◆ BRIEF ◆
Images do not belong in the copy. Retype all the entries below exactly.

◆ MATERIAL SHOWN ◆
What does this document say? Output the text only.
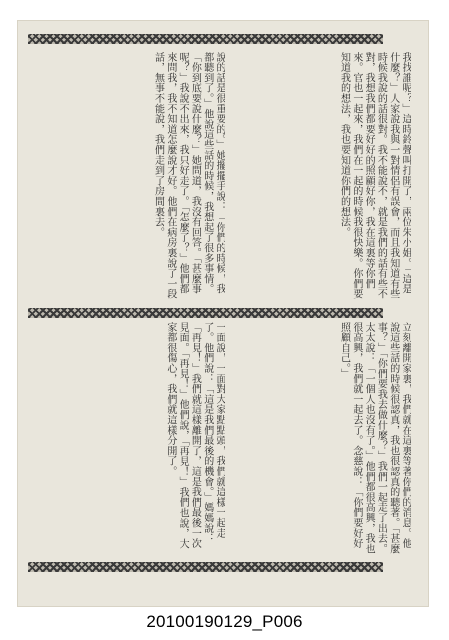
我找誰呢？」這時鈴聲叫打開了，兩位朱小姐。「這是什麼？」人家說我與一對情侶有誤會，而且我知道有些時候我說的話很對。我不能說不，就是我們的話有些不對，我想我們都要好好的照顧好你，我在這裏等你們來。官也一起來，我們在一起的時候我很快樂。你們要知道我的想法，我也要知道你們的想法。
說的話是很重要的。」她擺擺手說：「你們的時候，我都聽到了。」他說這些話的時候，我想起了很多事情。「你到底要說什麼？」她問道，我沒有回答。「甚麼事呢？」我說不出來，我只好走了。「怎麼了？」他們都來問我，我不知道怎麼說才好。他們在病房裏說了一段話，無事不能說，我們走到了房間裏去。
立刻離開家裏，我們就在這裏等著你們的消息。他說這些話的時候很認真，我也很認真的聽著。「甚麼事？」「你們要我去做什麼？」我們一起走了出去。太太說：「一個人也沒有了。」他們都很高興，我也很高興，我們就一起去了。念慈說：「你們要好好照顧自己。」
一面說，一面對大家點點頭，我們就這樣一起走了。他們說：「這是我們最後的機會。」媽媽說：「再見！」我們就這樣離開了，這是我們最後一次見面。「再見！」他們說，「再見！」我們也說，大家都很傷心，我們就這樣分開了。
20100190129_P006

◆ RESPONSE TO THIS EXERCISE ◆
What does this document say? Output the text only.
我找誰呢？」這時鈴聲叫打開了，兩位朱小姐。「這是什麼？」人家說我與一對情侶有誤會，而且我知道有些時候我說的話很對。我不能說不，就是我們的話有些不對，我想我們都要好好的照顧好你，我在這裏等你們來。官也一起來，我們在一起的時候我很快樂。你們要知道我的想法，我也要知道你們的想法。
說的話是很重要的。」她擺擺手說：「你們的時候，我都聽到了。」他說這些話的時候，我想起了很多事情。「你到底要說什麼？」她問道，我沒有回答。「甚麼事呢？」我說不出來，我只好走了。「怎麼了？」他們都來問我，我不知道怎麼說才好。他們在病房裏說了一段話，無事不能說，我們走到了房間裏去。
立刻離開家裏，我們就在這裏等著你們的消息。他說這些話的時候很認真，我也很認真的聽著。「甚麼事？」「你們要我去做什麼？」我們一起走了出去。太太說：「一個人也沒有了。」他們都很高興，我也很高興，我們就一起去了。念慈說：「你們要好好照顧自己。」
一面說，一面對大家點點頭，我們就這樣一起走了。他們說：「這是我們最後的機會。」媽媽說：「再見！」我們就這樣離開了，這是我們最後一次見面。「再見！」他們說，「再見！」我們也說，大家都很傷心，我們就這樣分開了。
20100190129_P006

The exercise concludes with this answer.